* **Brief**:
Each line below is to be written out in full, exactly as shown.

(Some records)
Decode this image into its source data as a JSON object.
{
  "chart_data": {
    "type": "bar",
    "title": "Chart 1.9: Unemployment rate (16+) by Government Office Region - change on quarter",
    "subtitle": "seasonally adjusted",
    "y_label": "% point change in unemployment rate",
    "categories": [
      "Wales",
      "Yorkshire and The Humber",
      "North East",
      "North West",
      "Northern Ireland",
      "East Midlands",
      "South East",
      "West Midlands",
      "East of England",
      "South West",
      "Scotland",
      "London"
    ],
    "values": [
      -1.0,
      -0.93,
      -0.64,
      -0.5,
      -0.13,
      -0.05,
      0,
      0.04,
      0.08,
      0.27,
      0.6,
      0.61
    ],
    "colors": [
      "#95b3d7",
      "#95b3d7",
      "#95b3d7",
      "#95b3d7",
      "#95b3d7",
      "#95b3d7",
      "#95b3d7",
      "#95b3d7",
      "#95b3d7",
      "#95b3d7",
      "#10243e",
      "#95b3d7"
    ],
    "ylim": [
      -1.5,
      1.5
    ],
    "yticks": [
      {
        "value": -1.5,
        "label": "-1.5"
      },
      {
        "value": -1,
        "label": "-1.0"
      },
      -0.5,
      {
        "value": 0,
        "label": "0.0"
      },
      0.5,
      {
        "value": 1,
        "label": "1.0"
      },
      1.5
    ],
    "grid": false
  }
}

* **Reply to the exercise**:
Decode this image into its source data as a JSON object.
{
  "chart_data": {
    "type": "bar",
    "title": "Chart 1.9: Unemployment rate (16+) by Government Office Region - change on quarter",
    "subtitle": "seasonally adjusted",
    "y_label": "% point change in unemployment rate",
    "categories": [
      "Wales",
      "Yorkshire and The Humber",
      "North East",
      "North West",
      "Northern Ireland",
      "East Midlands",
      "South East",
      "West Midlands",
      "East of England",
      "South West",
      "Scotland",
      "London"
    ],
    "values": [
      -1.0,
      -0.93,
      -0.64,
      -0.5,
      -0.13,
      -0.05,
      0,
      0.04,
      0.08,
      0.27,
      0.6,
      0.61
    ],
    "colors": [
      "#95b3d7",
      "#95b3d7",
      "#95b3d7",
      "#95b3d7",
      "#95b3d7",
      "#95b3d7",
      "#95b3d7",
      "#95b3d7",
      "#95b3d7",
      "#95b3d7",
      "#10243e",
      "#95b3d7"
    ],
    "ylim": [
      -1.5,
      1.5
    ],
    "yticks": [
      {
        "value": -1.5,
        "label": "-1.5"
      },
      {
        "value": -1,
        "label": "-1.0"
      },
      -0.5,
      {
        "value": 0,
        "label": "0.0"
      },
      0.5,
      {
        "value": 1,
        "label": "1.0"
      },
      1.5
    ],
    "grid": false
  }
}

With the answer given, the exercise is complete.